[BEGIN]

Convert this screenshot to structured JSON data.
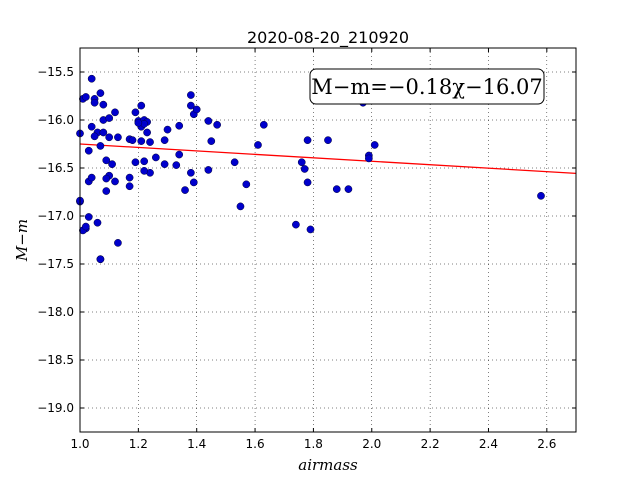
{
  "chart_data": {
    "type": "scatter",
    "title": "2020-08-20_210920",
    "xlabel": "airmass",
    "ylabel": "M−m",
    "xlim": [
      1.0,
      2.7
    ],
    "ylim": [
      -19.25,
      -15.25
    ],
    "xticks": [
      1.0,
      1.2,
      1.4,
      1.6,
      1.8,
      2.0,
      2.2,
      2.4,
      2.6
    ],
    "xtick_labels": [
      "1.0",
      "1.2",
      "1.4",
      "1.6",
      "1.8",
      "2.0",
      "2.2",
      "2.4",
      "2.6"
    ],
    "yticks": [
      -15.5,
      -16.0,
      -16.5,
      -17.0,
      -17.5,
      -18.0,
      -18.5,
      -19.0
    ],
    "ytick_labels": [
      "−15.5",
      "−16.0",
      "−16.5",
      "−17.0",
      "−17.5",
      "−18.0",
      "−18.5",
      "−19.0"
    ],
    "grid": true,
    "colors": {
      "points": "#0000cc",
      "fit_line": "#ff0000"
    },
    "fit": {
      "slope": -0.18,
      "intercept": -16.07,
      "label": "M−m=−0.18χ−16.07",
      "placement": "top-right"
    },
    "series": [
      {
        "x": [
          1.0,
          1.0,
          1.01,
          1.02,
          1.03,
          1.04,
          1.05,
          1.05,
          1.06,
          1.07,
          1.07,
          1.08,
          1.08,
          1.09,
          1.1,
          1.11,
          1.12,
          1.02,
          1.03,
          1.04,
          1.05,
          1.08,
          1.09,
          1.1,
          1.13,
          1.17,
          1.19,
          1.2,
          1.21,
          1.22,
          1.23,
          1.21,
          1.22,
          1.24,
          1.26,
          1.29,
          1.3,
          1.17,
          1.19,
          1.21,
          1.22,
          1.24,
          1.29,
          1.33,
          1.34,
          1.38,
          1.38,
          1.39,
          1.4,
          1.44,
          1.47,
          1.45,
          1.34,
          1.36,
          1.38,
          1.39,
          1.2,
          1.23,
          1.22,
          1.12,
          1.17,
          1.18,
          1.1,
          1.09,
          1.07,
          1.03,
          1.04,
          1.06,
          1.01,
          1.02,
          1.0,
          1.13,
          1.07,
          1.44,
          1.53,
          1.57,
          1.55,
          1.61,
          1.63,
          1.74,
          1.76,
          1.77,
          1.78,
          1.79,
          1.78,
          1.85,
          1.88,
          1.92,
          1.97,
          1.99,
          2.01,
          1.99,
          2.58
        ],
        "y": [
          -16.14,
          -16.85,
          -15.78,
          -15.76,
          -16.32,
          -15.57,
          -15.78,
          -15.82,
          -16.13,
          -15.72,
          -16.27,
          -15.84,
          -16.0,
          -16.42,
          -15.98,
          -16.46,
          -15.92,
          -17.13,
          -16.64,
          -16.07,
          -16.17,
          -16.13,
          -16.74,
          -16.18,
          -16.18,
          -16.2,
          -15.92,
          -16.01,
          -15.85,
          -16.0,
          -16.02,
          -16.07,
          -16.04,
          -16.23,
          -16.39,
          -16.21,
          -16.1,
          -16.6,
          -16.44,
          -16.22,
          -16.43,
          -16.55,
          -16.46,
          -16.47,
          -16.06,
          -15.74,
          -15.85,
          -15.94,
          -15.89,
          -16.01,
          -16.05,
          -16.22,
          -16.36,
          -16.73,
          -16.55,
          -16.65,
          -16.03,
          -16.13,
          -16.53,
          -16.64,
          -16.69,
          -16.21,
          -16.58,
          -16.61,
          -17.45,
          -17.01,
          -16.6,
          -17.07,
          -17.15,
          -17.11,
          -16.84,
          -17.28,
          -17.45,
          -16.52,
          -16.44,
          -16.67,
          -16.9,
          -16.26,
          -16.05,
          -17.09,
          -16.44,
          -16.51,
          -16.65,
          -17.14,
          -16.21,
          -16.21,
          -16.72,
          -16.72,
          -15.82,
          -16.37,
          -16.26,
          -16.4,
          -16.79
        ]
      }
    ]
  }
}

[END]
[BEGIN]

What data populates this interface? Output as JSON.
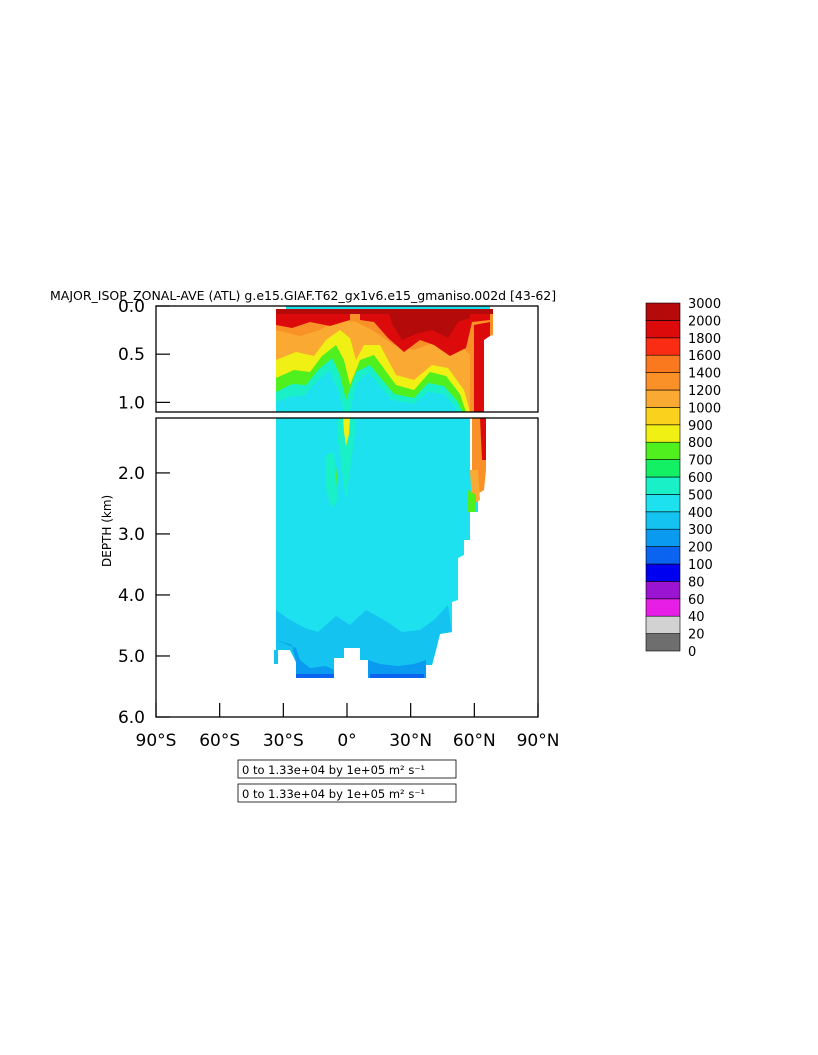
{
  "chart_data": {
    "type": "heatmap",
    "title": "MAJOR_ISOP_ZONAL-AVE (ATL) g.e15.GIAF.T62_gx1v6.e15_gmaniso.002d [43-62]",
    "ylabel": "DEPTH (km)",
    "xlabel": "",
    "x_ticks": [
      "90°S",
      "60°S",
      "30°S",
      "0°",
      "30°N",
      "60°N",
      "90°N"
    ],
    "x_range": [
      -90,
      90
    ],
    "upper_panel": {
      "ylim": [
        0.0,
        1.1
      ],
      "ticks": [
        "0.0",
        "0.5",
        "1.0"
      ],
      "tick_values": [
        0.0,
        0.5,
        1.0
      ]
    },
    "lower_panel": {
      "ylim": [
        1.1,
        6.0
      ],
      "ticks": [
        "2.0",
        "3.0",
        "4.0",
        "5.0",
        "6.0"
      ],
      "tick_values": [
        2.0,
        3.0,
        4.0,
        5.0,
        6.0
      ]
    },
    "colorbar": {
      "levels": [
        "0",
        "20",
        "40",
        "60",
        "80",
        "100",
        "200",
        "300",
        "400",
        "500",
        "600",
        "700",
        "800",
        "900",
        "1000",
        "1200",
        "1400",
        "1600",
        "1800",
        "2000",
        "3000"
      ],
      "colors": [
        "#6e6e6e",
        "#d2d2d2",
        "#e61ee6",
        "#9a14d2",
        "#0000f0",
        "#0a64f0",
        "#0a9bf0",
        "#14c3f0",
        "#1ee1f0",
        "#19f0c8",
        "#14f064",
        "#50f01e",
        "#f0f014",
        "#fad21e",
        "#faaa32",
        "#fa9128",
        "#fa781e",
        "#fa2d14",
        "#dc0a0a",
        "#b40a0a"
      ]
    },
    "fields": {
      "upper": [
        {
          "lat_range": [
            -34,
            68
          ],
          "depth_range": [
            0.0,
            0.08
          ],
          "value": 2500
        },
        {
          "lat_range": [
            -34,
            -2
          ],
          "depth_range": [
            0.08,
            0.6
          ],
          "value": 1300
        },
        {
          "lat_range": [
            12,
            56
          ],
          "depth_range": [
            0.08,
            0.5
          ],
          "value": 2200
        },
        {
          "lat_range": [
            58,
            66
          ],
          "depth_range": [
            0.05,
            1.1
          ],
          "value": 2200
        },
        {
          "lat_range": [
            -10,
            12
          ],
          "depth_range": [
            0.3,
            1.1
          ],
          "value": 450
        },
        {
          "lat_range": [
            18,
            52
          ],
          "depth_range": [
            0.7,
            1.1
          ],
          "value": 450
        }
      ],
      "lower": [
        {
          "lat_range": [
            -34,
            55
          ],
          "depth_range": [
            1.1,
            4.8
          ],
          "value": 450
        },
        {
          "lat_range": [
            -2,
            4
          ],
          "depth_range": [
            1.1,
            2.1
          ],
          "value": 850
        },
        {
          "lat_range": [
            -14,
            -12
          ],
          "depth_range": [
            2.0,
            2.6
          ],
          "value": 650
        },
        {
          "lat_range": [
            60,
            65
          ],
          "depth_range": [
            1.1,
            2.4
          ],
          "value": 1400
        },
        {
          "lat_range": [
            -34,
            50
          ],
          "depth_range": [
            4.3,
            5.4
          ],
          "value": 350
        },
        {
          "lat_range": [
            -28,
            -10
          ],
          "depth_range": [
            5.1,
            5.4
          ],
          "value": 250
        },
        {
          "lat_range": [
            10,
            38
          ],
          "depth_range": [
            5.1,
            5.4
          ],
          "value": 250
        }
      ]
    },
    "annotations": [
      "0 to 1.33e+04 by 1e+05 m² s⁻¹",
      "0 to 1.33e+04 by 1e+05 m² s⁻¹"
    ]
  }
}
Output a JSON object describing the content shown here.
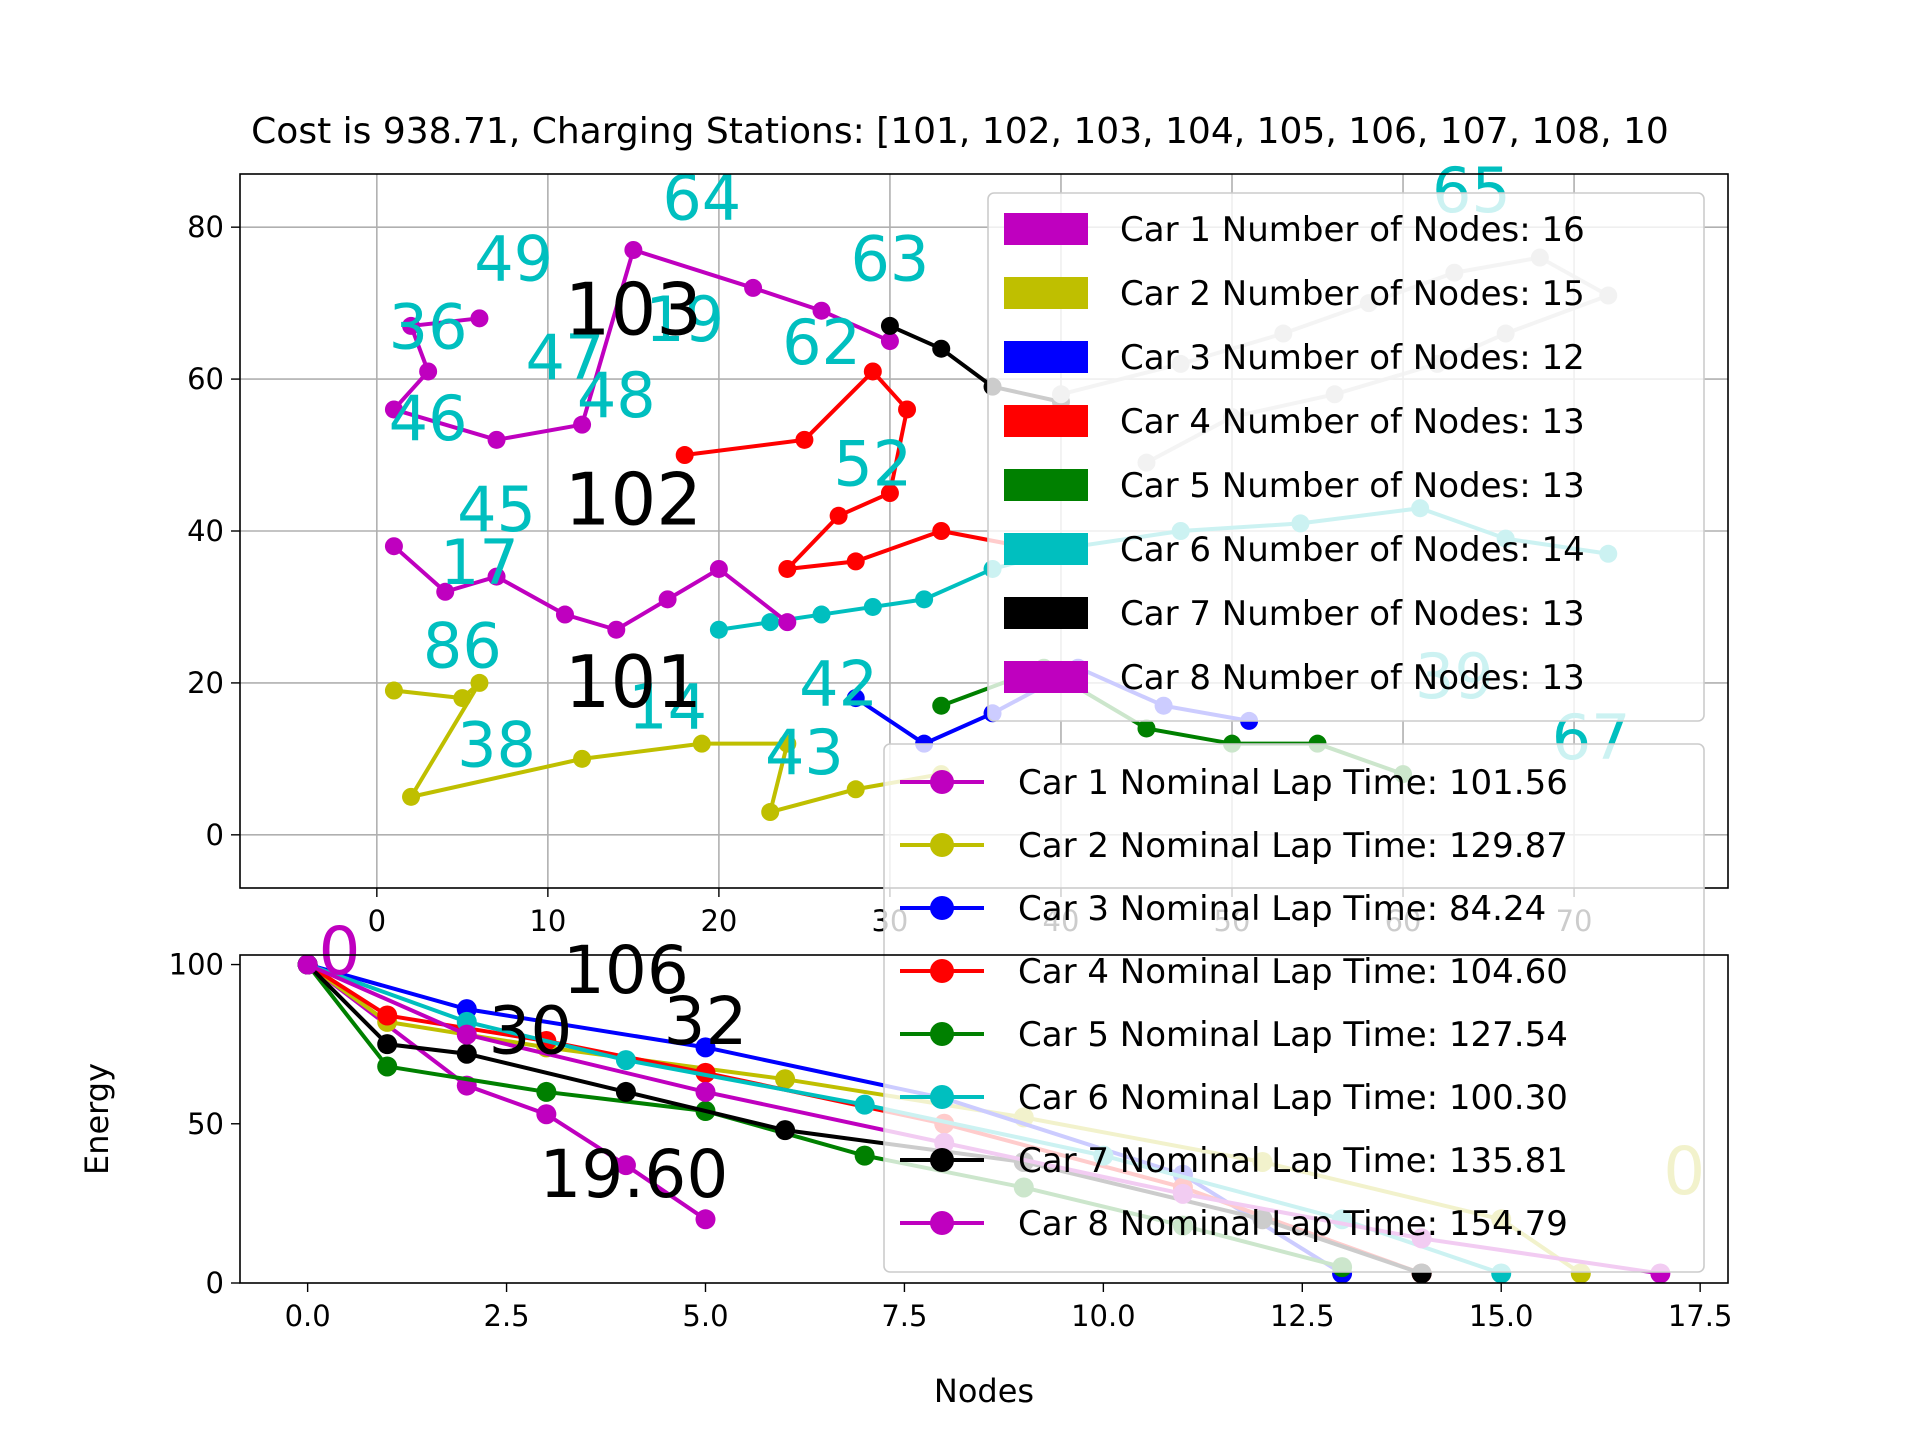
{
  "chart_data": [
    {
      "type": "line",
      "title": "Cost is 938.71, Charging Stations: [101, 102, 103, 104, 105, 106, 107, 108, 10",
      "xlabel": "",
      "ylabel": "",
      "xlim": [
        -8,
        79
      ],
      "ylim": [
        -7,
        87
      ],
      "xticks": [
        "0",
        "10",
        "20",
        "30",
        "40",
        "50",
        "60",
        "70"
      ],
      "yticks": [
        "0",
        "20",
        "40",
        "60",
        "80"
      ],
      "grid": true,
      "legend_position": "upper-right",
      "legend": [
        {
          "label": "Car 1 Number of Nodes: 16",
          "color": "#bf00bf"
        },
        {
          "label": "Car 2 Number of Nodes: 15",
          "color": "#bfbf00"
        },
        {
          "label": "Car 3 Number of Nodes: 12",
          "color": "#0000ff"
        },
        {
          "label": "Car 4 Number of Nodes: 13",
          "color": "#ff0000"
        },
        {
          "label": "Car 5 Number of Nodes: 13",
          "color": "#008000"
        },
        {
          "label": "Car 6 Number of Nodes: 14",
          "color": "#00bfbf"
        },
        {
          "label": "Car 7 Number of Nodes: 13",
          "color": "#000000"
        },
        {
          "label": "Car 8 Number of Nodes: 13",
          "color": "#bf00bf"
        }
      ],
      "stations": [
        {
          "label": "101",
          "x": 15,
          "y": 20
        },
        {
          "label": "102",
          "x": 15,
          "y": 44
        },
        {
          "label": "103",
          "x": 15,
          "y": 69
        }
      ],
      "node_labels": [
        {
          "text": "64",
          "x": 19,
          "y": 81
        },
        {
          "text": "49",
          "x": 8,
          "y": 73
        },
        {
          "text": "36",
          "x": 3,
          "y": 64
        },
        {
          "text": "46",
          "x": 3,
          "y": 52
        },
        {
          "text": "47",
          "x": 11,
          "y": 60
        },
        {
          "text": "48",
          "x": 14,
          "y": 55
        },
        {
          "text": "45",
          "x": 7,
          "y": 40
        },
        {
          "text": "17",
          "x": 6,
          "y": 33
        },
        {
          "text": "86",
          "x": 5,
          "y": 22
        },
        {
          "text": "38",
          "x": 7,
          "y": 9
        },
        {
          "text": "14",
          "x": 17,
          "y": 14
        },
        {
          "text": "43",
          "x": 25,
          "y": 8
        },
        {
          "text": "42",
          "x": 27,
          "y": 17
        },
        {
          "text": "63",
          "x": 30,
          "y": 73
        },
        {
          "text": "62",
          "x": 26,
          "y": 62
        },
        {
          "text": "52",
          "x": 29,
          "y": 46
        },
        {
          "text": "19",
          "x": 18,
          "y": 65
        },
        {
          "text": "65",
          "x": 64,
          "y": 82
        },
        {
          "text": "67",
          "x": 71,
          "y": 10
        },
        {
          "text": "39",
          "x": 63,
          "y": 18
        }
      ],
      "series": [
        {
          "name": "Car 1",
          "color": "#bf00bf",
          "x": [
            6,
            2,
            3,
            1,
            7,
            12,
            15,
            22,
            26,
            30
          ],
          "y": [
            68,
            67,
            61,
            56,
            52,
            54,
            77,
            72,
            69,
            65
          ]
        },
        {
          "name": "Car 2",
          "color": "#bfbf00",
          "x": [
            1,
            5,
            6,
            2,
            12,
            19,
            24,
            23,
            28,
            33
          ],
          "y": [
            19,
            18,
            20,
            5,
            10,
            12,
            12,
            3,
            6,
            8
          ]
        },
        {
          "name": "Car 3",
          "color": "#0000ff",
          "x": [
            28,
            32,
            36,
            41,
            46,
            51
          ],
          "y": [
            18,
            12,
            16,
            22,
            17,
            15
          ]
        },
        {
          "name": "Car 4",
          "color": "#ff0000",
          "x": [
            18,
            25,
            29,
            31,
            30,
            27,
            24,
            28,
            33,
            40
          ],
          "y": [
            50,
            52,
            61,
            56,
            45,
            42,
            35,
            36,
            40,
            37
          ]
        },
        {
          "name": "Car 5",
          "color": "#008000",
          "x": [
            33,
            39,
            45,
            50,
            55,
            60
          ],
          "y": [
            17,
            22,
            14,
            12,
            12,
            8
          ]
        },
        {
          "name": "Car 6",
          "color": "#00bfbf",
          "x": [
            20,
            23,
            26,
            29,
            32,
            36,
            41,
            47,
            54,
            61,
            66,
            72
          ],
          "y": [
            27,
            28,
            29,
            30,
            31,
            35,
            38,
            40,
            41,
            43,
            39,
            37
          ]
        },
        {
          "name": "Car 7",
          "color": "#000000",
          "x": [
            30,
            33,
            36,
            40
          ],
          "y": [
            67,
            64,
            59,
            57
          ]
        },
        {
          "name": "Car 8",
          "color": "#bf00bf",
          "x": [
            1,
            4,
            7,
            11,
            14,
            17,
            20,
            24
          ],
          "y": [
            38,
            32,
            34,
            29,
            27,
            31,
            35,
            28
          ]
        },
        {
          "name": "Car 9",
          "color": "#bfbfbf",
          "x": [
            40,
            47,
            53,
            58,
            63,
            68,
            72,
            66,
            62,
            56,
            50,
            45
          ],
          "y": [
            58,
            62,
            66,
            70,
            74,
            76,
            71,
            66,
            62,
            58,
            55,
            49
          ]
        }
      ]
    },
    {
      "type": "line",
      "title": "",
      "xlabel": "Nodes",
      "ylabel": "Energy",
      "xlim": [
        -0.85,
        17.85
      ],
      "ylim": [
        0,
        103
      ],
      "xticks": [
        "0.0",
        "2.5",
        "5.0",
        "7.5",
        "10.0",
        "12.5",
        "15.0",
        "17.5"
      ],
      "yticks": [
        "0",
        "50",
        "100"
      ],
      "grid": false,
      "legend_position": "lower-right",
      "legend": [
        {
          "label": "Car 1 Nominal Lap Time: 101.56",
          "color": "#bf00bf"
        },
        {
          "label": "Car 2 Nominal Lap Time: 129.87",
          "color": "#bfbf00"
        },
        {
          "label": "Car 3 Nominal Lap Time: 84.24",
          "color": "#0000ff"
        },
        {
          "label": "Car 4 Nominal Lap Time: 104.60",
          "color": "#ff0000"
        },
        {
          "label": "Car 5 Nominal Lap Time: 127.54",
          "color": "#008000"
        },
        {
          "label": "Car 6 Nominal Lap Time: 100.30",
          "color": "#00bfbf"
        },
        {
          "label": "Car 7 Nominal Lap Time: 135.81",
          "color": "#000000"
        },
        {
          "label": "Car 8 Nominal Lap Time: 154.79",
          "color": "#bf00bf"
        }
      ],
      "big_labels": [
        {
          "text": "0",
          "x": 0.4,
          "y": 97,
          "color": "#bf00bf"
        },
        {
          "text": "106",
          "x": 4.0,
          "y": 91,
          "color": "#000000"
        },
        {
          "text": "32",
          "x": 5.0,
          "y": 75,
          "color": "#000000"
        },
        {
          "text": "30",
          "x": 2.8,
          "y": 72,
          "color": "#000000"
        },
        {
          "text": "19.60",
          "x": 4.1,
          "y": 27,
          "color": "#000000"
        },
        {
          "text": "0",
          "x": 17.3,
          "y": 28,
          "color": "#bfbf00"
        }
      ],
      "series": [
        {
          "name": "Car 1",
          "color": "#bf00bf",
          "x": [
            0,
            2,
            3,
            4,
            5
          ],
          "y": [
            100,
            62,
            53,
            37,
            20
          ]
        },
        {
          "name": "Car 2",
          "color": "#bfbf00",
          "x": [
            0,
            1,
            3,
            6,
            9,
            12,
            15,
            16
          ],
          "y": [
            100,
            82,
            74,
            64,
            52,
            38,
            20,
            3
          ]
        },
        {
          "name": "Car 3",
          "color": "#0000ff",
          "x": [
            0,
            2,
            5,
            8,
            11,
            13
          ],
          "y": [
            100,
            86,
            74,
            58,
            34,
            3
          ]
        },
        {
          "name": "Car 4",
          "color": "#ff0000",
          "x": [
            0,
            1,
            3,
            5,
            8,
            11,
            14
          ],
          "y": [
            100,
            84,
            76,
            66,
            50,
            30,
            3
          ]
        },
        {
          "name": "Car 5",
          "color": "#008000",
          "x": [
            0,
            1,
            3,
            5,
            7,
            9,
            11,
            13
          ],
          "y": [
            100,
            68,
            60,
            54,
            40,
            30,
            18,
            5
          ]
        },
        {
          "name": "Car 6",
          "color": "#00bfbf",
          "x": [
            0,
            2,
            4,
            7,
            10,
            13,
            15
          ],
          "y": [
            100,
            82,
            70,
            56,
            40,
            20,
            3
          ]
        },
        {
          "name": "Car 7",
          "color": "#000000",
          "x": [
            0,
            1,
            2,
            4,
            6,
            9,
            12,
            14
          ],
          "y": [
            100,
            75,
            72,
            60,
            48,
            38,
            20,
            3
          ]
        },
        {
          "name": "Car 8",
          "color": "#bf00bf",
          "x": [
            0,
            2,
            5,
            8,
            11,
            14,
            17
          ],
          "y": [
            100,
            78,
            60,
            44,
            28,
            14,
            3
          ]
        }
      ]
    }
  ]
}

[END]

Look through the entries and return every line where "Number" appears.

## FINAL RESULT
          "label": "Car 1 Number of Nodes: 16",
          "label": "Car 2 Number of Nodes: 15",
          "label": "Car 3 Number of Nodes: 12",
          "label": "Car 4 Number of Nodes: 13",
          "label": "Car 5 Number of Nodes: 13",
          "label": "Car 6 Number of Nodes: 14",
          "label": "Car 7 Number of Nodes: 13",
          "label": "Car 8 Number of Nodes: 13",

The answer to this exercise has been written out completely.